Select the lines of the records containing the word "name" and list them.

Stored data:

((

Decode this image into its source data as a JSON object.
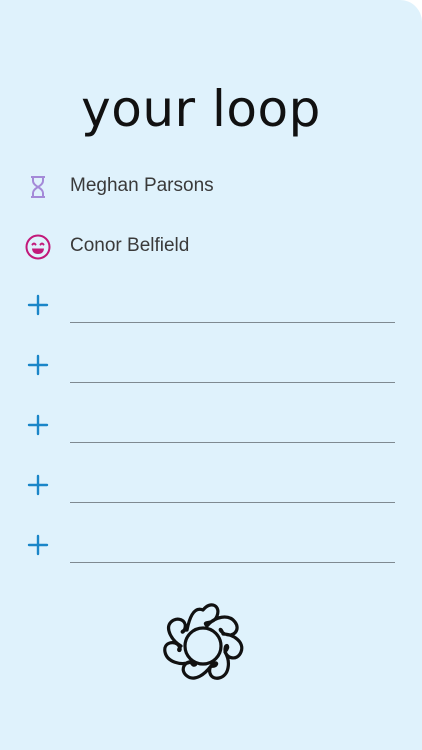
{
  "header": {
    "title": "your loop"
  },
  "members": [
    {
      "name": "Meghan Parsons",
      "status_icon": "hourglass-icon",
      "icon_color": "#a48ad8"
    },
    {
      "name": "Conor Belfield",
      "status_icon": "smiley-icon",
      "icon_color": "#c2197a"
    }
  ],
  "add_slots": [
    {
      "value": "",
      "placeholder": ""
    },
    {
      "value": "",
      "placeholder": ""
    },
    {
      "value": "",
      "placeholder": ""
    },
    {
      "value": "",
      "placeholder": ""
    },
    {
      "value": "",
      "placeholder": ""
    }
  ],
  "colors": {
    "background": "#dff2fc",
    "accent": "#1a86c8",
    "text": "#3a3a3a",
    "title": "#111111"
  },
  "footer": {
    "logo_icon": "loop-logo-icon"
  }
}
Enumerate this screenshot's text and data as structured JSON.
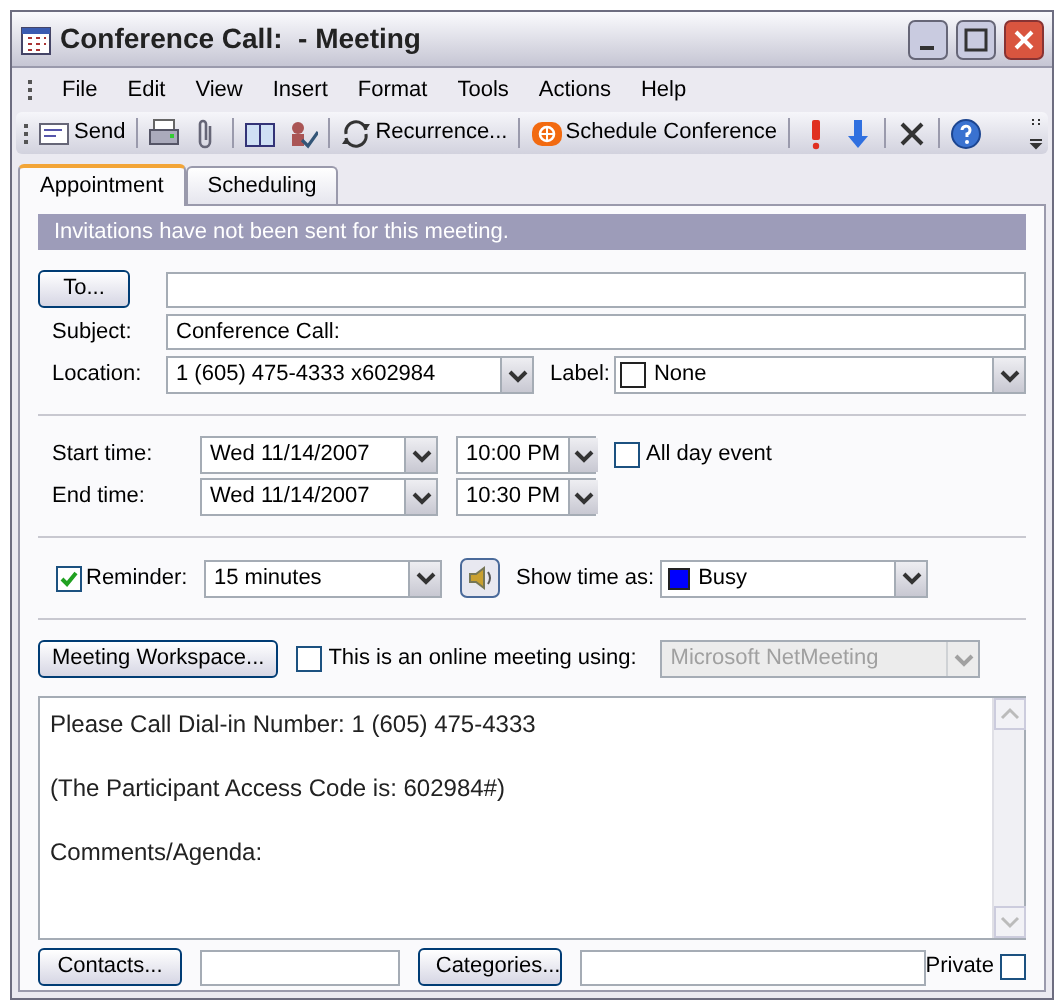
{
  "window": {
    "title": "Conference Call:  - Meeting"
  },
  "menu": [
    "File",
    "Edit",
    "View",
    "Insert",
    "Format",
    "Tools",
    "Actions",
    "Help"
  ],
  "toolbar_buttons": [
    "Send",
    "Recurrence...",
    "Schedule Conference"
  ],
  "tabs": [
    {
      "label": "Appointment",
      "selected": true
    },
    {
      "label": "Scheduling",
      "selected": false
    }
  ],
  "info_bar": "Invitations have not been sent for this meeting.",
  "to_button": "To...",
  "subject": {
    "label": "Subject:",
    "value": "Conference Call:"
  },
  "location": {
    "label": "Location:",
    "value": "1 (605) 475-4333 x602984"
  },
  "label_field": {
    "label": "Label:",
    "value": "None"
  },
  "start": {
    "label": "Start time:",
    "date": "Wed 11/14/2007",
    "time": "10:00 PM"
  },
  "end": {
    "label": "End time:",
    "date": "Wed 11/14/2007",
    "time": "10:30 PM"
  },
  "all_day": {
    "label": "All day event",
    "checked": false
  },
  "reminder": {
    "label": "Reminder:",
    "checked": true,
    "value": "15 minutes"
  },
  "show_time_as": {
    "label": "Show time as:",
    "value": "Busy",
    "color": "#0000ff"
  },
  "workspace_button": "Meeting Workspace...",
  "online": {
    "label": "This is an online meeting using:",
    "checked": false,
    "value": "Microsoft NetMeeting",
    "disabled": true
  },
  "body": [
    "Please Call Dial-in Number: 1 (605) 475-4333",
    "(The Participant Access Code is: 602984#)",
    "Comments/Agenda:"
  ],
  "contacts_button": "Contacts...",
  "categories_button": "Categories...",
  "private": {
    "label": "Private",
    "checked": false
  }
}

))

* _Answer for the task_:
      "name": "Meghan Parsons",
      "name": "Conor Belfield",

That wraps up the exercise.